# GIVEN ENTRIES start

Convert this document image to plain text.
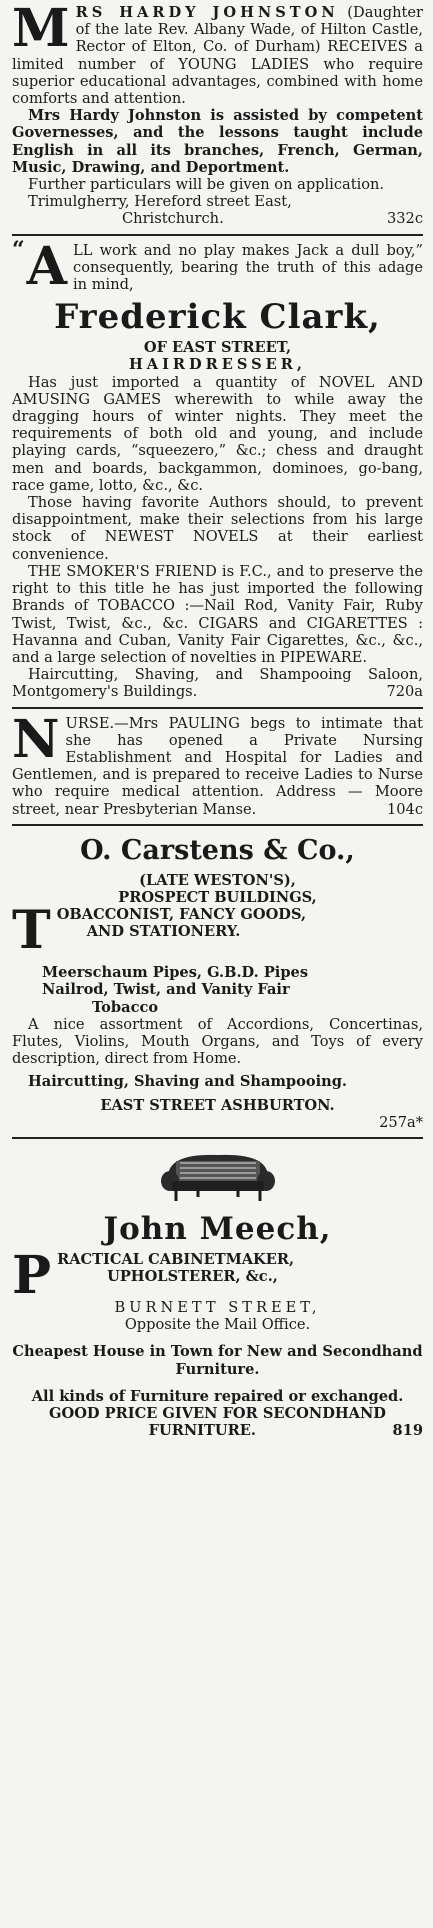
M RS HARDY JOHNSTON (Daughter of the late Rev. Albany Wade, of Hilton Castle, Rector of Elton, Co. of Durham) RECEIVES a limited number of YOUNG LADIES who require superior educational advantages, combined with home comforts and attention.

Mrs Hardy Johnston is assisted by competent Governesses, and the lessons taught include English in all its branches, French, German, Music, Drawing, and Deportment.

Further particulars will be given on application.

Trimulgherry, Hereford street East,

Christchurch.	332c

“ A LL work and no play makes Jack a dull boy,” consequently, bearing the truth of this adage in mind,

Frederick Clark,

OF EAST STREET,

HAIRDRESSER,

Has just imported a quantity of NOVEL AND AMUSING GAMES wherewith to while away the dragging hours of winter nights. They meet the requirements of both old and young, and include playing cards, “squeezero,” &c.; chess and draught men and boards, backgammon, dominoes, go-bang, race game, lotto, &c., &c.

Those having favorite Authors should, to prevent disappointment, make their selections from his large stock of NEWEST NOVELS at their earliest convenience.

THE SMOKER'S FRIEND is F.C., and to preserve the right to this title he has just imported the following Brands of TOBACCO :—Nail Rod, Vanity Fair, Ruby Twist, Twist, &c., &c. CIGARS and CIGARETTES : Havanna and Cuban, Vanity Fair Cigarettes, &c., &c., and a large selection of novelties in PIPEWARE.

Haircutting, Shaving, and Shampooing Saloon, Montgomery's Buildings.	720a

N URSE.—Mrs PAULING begs to intimate that she has opened a Private Nursing Establishment and Hospital for Ladies and Gentlemen, and is prepared to receive Ladies to Nurse who require medical attention. Address — Moore street, near Presbyterian Manse.	104c

O. Carstens & Co.,

(LATE WESTON'S),

PROSPECT BUILDINGS,

T OBACCONIST, FANCY GOODS,
AND STATIONERY.

Meerschaum Pipes, G.B.D. Pipes

Nailrod, Twist, and Vanity Fair

Tobacco

A nice assortment of Accordions, Concertinas, Flutes, Violins, Mouth Organs, and Toys of every description, direct from Home.

Haircutting, Shaving and Shampooing.

EAST STREET ASHBURTON.

257a*

John Meech,

P RACTICAL CABINETMAKER,
UPHOLSTERER, &c.,

BURNETT STREET,

Opposite the Mail Office.

Cheapest House in Town for New and Secondhand Furniture.

All kinds of Furniture repaired or exchanged.

GOOD PRICE GIVEN FOR SECONDHAND FURNITURE.	819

# GIVEN ENTRIES end

*OBJECTIVE*
Images do not belong in the copy; reproduce all other parts of the records above verbatim.

*TASK ANSWER*
Convert this document image to plain text.
M RS HARDY JOHNSTON (Daughter of the late Rev. Albany Wade, of Hilton Castle, Rector of Elton, Co. of Durham) RECEIVES a limited number of YOUNG LADIES who require superior educational advantages, combined with home comforts and attention.

Mrs Hardy Johnston is assisted by competent Governesses, and the lessons taught include English in all its branches, French, German, Music, Drawing, and Deportment.

Further particulars will be given on application.

Trimulgherry, Hereford street East,

Christchurch.	332c

“ A LL work and no play makes Jack a dull boy,” consequently, bearing the truth of this adage in mind,

Frederick Clark,

OF EAST STREET,

HAIRDRESSER,

Has just imported a quantity of NOVEL AND AMUSING GAMES wherewith to while away the dragging hours of winter nights. They meet the requirements of both old and young, and include playing cards, “squeezero,” &c.; chess and draught men and boards, backgammon, dominoes, go-bang, race game, lotto, &c., &c.

Those having favorite Authors should, to prevent disappointment, make their selections from his large stock of NEWEST NOVELS at their earliest convenience.

THE SMOKER'S FRIEND is F.C., and to preserve the right to this title he has just imported the following Brands of TOBACCO :—Nail Rod, Vanity Fair, Ruby Twist, Twist, &c., &c. CIGARS and CIGARETTES : Havanna and Cuban, Vanity Fair Cigarettes, &c., &c., and a large selection of novelties in PIPEWARE.

Haircutting, Shaving, and Shampooing Saloon, Montgomery's Buildings.	720a

N URSE.—Mrs PAULING begs to intimate that she has opened a Private Nursing Establishment and Hospital for Ladies and Gentlemen, and is prepared to receive Ladies to Nurse who require medical attention. Address — Moore street, near Presbyterian Manse.	104c

O. Carstens & Co.,

(LATE WESTON'S),

PROSPECT BUILDINGS,

T OBACCONIST, FANCY GOODS,
AND STATIONERY.

Meerschaum Pipes, G.B.D. Pipes

Nailrod, Twist, and Vanity Fair

Tobacco

A nice assortment of Accordions, Concertinas, Flutes, Violins, Mouth Organs, and Toys of every description, direct from Home.

Haircutting, Shaving and Shampooing.

EAST STREET ASHBURTON.

257a*

John Meech,

P RACTICAL CABINETMAKER,
UPHOLSTERER, &c.,

BURNETT STREET,

Opposite the Mail Office.

Cheapest House in Town for New and Secondhand Furniture.

All kinds of Furniture repaired or exchanged.

GOOD PRICE GIVEN FOR SECONDHAND FURNITURE.	819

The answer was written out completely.